HAMMOND — Following some tense moments between two of its members, the School City of Hammond board voted Tuesday against a proposed balanced calendar for the 2021-22 school year that would have started earlier and created remediation time during fall and spring breaks.
Instead, the school calendar will revert to the previously approved calendar. The first day of school is Aug. 18 and the last day is June 3.
The board vote was three against the balanced schedule, one in favor and one abstention.
That vote came after board President John Czulno called for a recess after members Carlotta Blake-King and Cindy Murphy verbally sparred over parliamentary procedure and the relevance of Blake-King’s comments.
Blake-King spoke against the balanced schedule, saying the board had already approved next year’s calendar. She added comments from parents who claimed the school system did not wisely spend money and did not hire enough social workers and aides.
As Blake-King continued, Murphy said her fellow trustee was going off the topic, to which Blake-King disagreed, citing bias against her.
“I cannot support this,” Blake-King said. “You all are constantly suppressing my comments.”
Following the break, Murphy said she did not support the balanced schedule at this time. She supported continued discussion at a strategic planning session for more community input.
Blake-King’s move to table the measure was unsuccessful.
Murphy, Czulno and Manny Candelaria Jr. voted against the balanced schedule, while Lisa Miller voted in favor and Blake-King abstained.
Afterward, Superintendent Scott Miller, who recommended the balanced schedule, commented, “We’re going to do everything we can to support you (staff) and give kids the best education we can.”

■ **TRY IT**
Write the next few paragraphs of the news story about the Hammond school board's vote on the 2021-22 calendar, starting after its final sentence.

Items stored in a collection:
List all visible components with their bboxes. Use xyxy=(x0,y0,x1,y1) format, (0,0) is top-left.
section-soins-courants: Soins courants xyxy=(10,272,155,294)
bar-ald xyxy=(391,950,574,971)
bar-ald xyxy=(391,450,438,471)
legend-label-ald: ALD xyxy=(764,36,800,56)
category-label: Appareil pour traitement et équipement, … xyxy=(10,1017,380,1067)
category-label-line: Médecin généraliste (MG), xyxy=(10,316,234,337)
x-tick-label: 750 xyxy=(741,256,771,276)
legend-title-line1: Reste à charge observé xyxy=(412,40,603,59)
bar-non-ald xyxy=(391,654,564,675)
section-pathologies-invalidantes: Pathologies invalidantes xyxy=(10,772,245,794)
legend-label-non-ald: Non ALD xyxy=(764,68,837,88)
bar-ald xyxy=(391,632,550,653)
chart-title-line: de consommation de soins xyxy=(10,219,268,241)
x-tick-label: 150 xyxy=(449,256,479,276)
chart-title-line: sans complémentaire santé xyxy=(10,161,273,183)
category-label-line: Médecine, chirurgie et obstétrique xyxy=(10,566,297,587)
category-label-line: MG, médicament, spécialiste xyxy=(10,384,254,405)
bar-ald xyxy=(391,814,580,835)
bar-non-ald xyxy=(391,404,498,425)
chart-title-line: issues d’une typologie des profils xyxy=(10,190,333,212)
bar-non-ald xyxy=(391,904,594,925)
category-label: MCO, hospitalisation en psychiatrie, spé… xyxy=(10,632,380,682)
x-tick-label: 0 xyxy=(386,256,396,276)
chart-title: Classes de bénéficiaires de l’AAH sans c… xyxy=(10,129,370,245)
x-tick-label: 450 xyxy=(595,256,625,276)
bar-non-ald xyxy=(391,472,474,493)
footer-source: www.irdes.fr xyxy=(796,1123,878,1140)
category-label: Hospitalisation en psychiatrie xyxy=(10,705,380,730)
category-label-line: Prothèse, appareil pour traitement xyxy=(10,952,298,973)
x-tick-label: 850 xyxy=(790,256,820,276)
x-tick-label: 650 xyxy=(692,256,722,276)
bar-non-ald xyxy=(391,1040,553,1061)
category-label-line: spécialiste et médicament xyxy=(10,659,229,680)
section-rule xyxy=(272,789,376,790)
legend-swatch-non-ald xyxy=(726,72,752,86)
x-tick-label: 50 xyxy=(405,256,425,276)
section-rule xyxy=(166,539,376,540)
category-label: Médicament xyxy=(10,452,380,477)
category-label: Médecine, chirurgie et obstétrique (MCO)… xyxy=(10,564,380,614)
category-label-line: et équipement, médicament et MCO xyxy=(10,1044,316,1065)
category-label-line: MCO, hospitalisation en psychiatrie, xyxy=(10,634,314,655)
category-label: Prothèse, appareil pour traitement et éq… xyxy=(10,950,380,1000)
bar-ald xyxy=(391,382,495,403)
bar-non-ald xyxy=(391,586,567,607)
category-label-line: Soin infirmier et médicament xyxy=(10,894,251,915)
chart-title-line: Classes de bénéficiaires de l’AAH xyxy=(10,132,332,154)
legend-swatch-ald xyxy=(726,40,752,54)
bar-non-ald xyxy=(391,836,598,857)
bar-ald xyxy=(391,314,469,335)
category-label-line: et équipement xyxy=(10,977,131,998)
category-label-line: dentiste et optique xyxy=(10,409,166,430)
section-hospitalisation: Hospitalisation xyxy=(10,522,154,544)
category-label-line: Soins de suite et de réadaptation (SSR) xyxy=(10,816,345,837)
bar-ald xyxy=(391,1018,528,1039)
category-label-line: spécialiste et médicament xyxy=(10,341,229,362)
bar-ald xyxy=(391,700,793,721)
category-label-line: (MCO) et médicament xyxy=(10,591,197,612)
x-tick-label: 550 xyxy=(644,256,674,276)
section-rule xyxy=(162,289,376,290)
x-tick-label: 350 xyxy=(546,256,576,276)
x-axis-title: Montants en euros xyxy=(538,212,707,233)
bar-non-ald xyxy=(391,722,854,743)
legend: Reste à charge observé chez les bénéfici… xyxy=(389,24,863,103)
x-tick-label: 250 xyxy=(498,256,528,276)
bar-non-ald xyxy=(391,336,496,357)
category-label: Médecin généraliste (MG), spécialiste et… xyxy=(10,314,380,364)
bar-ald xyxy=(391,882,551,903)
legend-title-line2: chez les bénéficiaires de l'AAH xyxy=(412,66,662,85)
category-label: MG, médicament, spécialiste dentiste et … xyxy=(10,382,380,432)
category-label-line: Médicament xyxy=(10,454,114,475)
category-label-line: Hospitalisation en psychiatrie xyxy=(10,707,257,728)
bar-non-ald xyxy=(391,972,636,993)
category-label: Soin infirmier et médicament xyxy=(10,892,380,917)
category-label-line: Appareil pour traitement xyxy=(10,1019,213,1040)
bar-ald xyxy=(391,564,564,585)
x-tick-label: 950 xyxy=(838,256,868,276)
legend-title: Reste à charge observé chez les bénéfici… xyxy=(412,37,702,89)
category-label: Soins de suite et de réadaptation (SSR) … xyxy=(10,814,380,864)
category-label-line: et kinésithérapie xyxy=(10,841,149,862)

■ **OUTPUT OF THE EXERCISE**
Under the balanced schedule proposal, the school year would have started Aug. 9 for students and ended June 12. It included two weeks each for fall break in October and spring break in April. Any student needing remediation would use those two-week periods for additional help.
Miller defended the proposal, saying Hammond students are doing "very poor," including a low passing rate in state testing. By third grade, Miller added, Hammond students show a “drastic drop” in grades.
The balanced schedule, the superintendent said, would enable the school district to “collectively” make changes to give students the best chances for success.
“We need to have interventions now,” Miller said.
The proposal drew opposition, both in person and electronically.
Lou Gikas, president of Hammond Teachers Federation Local 394, said that while the school system shared information on the balanced schedule with stakeholders, he was not sure they received all the relevant information.
In addition, Gikas said, families have already made vacation plans based on the approved calendar, and changing the calendar would be “problematic” and disrupt family routines.
Miller also read five emails from teachers and parents against a balanced schedule. Their objections included a lack of school officials’ transparency; not listening to the teachers union; vacation plans already made; and additional stress on teachers, students and families, already compounded by the pandemic.